** Written instruction **
In the listing below, locate the lines that hold "color" and copy them.

☆ ☆ ☆

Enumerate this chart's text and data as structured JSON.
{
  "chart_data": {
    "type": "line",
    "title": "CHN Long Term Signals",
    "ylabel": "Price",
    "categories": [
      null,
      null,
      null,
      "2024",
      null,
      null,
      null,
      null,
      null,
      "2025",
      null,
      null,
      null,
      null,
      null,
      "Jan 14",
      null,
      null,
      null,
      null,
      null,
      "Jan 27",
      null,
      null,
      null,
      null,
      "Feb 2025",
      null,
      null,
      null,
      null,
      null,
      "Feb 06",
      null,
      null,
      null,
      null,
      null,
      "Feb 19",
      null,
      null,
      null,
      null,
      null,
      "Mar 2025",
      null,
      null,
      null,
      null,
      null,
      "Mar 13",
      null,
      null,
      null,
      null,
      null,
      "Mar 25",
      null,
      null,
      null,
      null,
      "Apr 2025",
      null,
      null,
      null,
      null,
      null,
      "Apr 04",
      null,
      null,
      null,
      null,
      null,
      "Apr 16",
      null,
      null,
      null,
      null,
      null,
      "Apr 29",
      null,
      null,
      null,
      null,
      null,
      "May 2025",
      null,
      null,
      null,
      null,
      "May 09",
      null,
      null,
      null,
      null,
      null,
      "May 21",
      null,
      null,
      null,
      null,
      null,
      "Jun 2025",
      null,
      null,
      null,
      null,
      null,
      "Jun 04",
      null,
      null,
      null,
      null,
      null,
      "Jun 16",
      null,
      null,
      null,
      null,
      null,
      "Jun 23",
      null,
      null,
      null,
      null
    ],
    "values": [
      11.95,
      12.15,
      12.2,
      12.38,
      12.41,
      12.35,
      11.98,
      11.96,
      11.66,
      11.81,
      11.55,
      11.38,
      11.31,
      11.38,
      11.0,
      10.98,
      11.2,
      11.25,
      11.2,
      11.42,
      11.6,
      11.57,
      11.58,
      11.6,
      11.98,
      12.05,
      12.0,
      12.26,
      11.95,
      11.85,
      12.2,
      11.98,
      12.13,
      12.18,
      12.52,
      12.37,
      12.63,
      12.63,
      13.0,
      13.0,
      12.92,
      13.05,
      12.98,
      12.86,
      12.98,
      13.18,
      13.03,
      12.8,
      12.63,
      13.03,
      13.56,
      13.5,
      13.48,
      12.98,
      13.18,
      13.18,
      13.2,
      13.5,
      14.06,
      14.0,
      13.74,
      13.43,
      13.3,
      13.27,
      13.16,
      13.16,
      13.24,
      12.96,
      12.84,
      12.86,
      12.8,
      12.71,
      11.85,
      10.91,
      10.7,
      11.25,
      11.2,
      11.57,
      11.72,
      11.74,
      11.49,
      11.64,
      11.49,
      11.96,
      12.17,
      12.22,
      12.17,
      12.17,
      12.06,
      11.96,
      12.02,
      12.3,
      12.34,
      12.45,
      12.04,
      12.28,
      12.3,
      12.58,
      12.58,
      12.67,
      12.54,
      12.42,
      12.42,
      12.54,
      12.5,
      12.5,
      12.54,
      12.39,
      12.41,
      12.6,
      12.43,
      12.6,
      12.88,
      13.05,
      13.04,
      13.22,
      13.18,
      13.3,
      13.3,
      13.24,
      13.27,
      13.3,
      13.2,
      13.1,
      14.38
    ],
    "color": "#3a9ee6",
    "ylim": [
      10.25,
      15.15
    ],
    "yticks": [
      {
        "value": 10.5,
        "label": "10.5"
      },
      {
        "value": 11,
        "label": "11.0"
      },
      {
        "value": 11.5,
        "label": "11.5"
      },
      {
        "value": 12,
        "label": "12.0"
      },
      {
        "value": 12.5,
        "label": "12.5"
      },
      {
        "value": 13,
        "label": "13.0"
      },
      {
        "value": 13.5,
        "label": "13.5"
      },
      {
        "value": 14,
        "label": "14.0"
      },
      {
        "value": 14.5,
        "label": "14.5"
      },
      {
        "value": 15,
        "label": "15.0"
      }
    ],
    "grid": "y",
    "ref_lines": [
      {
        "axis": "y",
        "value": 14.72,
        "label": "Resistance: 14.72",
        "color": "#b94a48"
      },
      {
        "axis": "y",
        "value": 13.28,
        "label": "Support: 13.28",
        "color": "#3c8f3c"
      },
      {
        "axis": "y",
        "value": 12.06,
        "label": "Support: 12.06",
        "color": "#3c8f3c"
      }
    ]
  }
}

☆ ☆ ☆

** Answer below **
    "color": "#3a9ee6",
        "color": "#b94a48"
        "color": "#3c8f3c"
        "color": "#3c8f3c"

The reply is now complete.